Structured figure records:
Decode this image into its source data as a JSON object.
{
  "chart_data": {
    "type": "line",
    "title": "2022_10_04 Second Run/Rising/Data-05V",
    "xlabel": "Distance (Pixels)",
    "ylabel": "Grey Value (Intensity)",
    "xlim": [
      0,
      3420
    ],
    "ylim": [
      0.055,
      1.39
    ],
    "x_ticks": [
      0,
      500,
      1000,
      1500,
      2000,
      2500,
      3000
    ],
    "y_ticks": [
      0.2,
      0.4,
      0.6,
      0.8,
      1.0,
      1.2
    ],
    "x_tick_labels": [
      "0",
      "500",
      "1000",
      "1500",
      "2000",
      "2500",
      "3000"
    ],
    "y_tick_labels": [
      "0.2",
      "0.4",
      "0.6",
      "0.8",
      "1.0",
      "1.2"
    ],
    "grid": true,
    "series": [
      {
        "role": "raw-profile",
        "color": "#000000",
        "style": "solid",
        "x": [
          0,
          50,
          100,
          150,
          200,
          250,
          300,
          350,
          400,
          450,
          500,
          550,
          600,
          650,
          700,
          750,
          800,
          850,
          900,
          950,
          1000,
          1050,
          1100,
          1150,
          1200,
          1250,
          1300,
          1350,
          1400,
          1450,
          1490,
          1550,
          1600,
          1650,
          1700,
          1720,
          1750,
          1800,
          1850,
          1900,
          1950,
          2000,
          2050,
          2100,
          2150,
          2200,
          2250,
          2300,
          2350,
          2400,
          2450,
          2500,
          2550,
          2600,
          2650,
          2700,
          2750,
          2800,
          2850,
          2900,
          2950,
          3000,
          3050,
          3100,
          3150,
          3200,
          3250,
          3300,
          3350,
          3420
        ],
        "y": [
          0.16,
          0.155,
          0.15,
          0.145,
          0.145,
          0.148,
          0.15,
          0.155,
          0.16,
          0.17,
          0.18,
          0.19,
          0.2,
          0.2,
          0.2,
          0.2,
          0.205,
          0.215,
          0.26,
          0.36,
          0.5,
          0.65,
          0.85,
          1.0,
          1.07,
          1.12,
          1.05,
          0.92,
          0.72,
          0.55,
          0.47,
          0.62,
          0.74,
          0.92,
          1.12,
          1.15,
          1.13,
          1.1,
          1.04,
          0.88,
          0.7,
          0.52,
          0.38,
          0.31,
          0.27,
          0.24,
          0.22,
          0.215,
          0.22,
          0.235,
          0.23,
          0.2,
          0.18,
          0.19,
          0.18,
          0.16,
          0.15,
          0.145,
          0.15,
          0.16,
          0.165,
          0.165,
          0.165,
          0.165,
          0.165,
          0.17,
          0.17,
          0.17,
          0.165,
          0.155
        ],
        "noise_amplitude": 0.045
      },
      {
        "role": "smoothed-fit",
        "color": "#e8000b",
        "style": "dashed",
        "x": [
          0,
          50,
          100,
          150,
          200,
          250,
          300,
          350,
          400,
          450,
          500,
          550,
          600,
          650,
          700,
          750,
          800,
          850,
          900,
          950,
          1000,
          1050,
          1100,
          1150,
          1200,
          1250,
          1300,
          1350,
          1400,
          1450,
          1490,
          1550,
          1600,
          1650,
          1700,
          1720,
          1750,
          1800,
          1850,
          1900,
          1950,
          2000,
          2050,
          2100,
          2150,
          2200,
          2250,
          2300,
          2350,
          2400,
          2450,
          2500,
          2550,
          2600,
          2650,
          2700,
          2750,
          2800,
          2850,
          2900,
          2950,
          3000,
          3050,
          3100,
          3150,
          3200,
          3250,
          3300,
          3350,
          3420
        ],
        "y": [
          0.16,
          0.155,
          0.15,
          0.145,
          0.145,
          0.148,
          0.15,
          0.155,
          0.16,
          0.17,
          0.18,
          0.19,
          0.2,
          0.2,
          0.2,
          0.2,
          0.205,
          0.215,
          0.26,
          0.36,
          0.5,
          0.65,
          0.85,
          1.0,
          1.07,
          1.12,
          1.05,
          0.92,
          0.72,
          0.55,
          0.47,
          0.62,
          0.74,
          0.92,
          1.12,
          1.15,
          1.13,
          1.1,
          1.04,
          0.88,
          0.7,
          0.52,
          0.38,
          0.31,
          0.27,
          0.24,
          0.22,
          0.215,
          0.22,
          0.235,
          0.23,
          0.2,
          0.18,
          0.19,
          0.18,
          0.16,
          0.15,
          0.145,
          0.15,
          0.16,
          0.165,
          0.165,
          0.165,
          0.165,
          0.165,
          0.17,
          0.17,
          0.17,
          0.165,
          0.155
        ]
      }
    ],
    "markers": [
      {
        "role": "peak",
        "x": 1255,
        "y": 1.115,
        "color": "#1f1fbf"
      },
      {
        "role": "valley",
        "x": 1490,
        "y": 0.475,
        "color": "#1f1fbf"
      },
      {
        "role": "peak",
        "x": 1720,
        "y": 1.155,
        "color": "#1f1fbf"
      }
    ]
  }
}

---

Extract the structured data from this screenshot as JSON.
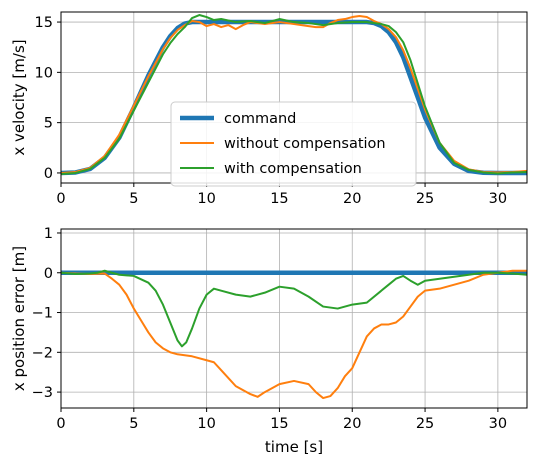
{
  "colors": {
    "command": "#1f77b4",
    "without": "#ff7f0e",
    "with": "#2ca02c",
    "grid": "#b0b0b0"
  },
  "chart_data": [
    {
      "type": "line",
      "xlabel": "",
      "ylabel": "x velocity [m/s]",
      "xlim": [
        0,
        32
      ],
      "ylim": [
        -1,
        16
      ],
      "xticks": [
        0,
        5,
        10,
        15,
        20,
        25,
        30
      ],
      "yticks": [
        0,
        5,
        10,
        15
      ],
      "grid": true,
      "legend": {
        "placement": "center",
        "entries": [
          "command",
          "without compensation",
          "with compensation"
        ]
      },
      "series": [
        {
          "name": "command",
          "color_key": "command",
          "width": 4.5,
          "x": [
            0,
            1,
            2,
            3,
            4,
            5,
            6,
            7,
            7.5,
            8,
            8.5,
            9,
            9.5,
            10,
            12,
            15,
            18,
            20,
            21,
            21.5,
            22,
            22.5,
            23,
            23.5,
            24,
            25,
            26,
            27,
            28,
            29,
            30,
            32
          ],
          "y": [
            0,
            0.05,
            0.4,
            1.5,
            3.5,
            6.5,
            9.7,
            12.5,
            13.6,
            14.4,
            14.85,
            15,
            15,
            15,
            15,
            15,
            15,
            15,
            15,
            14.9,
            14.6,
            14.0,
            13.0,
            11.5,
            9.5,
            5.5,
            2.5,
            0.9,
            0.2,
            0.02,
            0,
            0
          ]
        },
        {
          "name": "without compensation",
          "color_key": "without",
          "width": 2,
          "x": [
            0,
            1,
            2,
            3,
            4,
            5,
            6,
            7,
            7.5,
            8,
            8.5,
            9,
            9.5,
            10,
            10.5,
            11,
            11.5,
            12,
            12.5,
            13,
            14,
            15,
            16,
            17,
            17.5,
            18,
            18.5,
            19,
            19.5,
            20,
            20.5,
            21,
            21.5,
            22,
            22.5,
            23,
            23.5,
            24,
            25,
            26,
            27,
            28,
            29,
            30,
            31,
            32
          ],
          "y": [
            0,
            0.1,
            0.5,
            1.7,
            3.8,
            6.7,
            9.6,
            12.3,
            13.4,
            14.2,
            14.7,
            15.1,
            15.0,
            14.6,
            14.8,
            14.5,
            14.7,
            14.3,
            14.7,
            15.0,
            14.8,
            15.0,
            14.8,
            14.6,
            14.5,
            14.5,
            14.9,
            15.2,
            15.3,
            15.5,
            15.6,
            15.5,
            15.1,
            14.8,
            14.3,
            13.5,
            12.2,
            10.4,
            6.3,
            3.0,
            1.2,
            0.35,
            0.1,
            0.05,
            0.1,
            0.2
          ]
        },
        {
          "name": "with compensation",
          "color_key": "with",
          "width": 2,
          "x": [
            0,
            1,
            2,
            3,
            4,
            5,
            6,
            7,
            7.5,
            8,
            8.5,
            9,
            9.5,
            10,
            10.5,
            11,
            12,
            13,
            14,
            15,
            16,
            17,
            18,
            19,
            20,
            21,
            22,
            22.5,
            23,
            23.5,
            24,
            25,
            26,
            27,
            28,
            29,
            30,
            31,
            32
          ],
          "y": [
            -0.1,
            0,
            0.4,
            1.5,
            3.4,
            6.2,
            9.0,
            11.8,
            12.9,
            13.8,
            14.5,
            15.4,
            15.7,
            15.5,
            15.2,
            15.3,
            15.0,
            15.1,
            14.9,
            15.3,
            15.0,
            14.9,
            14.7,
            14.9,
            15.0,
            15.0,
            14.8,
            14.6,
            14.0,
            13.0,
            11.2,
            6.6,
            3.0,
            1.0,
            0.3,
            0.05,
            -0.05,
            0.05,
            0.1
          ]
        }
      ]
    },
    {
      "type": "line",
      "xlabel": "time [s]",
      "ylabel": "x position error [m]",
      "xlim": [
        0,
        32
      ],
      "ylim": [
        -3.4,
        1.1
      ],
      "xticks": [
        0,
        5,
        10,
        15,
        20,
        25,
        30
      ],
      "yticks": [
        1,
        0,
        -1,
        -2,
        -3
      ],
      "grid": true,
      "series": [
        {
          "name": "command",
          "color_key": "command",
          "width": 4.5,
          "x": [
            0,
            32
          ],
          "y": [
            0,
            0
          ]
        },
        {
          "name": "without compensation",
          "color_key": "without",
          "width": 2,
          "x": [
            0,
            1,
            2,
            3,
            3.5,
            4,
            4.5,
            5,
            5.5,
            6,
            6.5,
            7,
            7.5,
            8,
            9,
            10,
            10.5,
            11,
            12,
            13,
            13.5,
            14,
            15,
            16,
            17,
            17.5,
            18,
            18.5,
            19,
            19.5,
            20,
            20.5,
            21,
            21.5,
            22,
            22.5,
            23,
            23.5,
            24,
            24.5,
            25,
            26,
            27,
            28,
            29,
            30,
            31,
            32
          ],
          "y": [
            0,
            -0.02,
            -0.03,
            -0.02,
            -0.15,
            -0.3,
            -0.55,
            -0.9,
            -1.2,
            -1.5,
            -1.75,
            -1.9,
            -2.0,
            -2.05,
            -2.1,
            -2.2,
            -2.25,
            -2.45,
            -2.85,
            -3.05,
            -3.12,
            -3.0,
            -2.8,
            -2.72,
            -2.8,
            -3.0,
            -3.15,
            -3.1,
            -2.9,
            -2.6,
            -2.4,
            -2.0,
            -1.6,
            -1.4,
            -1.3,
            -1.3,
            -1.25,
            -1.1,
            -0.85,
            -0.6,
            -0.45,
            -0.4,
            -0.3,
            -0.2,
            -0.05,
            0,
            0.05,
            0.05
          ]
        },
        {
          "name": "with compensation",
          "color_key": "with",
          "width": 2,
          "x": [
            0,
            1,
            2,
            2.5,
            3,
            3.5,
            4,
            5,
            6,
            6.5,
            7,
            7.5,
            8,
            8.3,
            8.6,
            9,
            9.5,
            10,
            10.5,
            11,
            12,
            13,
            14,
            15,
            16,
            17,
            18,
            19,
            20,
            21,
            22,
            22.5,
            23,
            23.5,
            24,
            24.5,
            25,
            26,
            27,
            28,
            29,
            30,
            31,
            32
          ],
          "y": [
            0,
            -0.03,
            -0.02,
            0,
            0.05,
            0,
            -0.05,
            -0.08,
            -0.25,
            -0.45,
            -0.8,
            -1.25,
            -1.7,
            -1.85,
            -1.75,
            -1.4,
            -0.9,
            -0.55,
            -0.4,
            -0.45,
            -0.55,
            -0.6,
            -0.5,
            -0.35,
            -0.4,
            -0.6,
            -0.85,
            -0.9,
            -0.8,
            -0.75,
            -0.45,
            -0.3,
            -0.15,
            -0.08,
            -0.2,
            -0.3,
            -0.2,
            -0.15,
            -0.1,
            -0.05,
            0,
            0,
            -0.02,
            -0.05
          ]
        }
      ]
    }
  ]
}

*What the task requires:*
Read the lines above. Gather those in which the string "this" is found.

*Complete output:*
Decode this image into its source data as a JSON object.
Extract the structured data from this screenshot as JSON.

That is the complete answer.